## Start

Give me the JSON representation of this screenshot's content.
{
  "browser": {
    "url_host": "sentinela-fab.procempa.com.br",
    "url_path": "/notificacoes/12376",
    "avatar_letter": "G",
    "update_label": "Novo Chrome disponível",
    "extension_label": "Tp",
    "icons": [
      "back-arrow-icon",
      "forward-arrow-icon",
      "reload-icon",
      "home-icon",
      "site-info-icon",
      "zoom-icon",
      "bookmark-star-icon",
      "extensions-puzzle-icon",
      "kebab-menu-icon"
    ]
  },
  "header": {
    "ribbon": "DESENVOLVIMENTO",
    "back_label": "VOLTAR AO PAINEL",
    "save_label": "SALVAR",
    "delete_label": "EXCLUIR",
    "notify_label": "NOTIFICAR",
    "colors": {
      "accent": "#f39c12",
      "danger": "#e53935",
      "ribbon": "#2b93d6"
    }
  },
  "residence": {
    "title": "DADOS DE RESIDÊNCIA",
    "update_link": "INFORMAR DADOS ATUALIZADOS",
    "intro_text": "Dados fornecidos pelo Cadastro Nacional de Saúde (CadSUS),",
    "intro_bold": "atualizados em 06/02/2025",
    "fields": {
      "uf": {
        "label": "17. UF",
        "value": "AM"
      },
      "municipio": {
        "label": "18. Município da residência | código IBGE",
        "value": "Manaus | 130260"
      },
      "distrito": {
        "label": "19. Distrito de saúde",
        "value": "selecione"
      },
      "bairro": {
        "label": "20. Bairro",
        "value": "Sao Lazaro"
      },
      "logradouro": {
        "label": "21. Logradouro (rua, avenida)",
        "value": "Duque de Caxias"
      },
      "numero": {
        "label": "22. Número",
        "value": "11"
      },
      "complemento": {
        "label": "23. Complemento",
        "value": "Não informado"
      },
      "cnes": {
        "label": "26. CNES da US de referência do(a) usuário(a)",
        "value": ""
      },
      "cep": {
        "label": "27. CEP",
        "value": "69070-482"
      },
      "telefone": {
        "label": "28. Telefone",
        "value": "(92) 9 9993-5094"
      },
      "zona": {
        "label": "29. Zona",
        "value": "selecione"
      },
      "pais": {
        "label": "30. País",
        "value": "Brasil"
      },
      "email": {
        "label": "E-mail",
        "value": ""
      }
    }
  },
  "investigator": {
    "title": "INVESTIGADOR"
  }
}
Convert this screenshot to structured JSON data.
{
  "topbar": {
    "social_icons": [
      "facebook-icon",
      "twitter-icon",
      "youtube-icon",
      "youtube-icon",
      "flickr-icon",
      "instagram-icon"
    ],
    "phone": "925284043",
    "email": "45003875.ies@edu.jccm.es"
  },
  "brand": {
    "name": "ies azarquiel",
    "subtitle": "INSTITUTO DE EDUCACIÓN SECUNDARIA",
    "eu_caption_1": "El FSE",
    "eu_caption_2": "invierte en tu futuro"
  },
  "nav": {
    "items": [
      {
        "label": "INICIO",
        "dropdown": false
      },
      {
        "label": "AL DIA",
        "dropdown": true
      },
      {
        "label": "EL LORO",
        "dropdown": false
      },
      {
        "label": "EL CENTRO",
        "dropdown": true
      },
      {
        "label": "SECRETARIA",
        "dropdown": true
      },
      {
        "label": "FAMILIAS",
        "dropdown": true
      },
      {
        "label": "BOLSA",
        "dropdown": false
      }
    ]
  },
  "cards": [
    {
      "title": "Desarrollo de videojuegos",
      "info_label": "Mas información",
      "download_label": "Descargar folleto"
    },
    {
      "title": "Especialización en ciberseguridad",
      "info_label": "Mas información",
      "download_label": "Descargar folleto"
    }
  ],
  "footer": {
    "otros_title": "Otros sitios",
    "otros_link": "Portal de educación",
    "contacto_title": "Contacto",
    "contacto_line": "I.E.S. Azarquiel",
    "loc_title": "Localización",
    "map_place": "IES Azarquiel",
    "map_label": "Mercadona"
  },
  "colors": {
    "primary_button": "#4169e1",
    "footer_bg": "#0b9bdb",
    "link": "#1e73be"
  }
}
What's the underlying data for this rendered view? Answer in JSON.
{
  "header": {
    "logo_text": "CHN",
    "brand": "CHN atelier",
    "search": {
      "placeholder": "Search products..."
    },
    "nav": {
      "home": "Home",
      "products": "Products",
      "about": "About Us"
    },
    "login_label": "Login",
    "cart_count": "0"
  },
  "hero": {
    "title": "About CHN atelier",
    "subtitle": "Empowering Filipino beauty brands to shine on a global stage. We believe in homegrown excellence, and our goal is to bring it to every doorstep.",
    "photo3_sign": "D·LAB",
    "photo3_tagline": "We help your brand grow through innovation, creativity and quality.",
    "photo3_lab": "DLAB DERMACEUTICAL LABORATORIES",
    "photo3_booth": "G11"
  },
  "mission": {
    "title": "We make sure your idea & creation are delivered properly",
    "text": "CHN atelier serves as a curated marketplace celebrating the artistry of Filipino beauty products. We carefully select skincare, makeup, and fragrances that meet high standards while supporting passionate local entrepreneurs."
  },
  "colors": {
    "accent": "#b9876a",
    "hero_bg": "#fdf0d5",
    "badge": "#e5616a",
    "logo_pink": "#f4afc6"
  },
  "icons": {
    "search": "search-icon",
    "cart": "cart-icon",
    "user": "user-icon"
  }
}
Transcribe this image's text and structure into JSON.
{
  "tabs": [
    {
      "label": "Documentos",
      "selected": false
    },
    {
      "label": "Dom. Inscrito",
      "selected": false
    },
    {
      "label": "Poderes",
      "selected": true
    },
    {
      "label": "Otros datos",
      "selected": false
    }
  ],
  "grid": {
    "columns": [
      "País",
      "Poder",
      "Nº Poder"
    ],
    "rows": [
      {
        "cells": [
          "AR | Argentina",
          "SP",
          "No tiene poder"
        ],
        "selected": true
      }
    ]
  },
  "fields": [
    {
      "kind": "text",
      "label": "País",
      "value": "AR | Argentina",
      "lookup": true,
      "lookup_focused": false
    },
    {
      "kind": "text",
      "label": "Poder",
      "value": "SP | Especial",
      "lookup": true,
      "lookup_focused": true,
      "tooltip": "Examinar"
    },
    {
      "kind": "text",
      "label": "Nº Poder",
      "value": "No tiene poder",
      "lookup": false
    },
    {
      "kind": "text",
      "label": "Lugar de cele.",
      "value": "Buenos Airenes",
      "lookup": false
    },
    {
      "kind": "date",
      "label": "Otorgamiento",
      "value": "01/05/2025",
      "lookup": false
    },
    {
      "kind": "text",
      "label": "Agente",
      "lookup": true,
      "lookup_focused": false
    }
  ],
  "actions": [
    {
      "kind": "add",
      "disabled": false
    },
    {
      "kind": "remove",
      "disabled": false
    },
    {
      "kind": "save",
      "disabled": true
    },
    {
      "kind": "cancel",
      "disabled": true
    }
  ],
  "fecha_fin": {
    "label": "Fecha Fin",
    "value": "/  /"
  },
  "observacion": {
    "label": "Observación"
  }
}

## End

▶ WHAT TO WORK ON
Write down every line of the data above that includes the string "your".

▶ ANSWER FOR THIS EXERCISE
    "photo3_tagline": "We help your brand grow through innovation, creativity and quality.",
    "title": "We make sure your idea & creation are delivered properly",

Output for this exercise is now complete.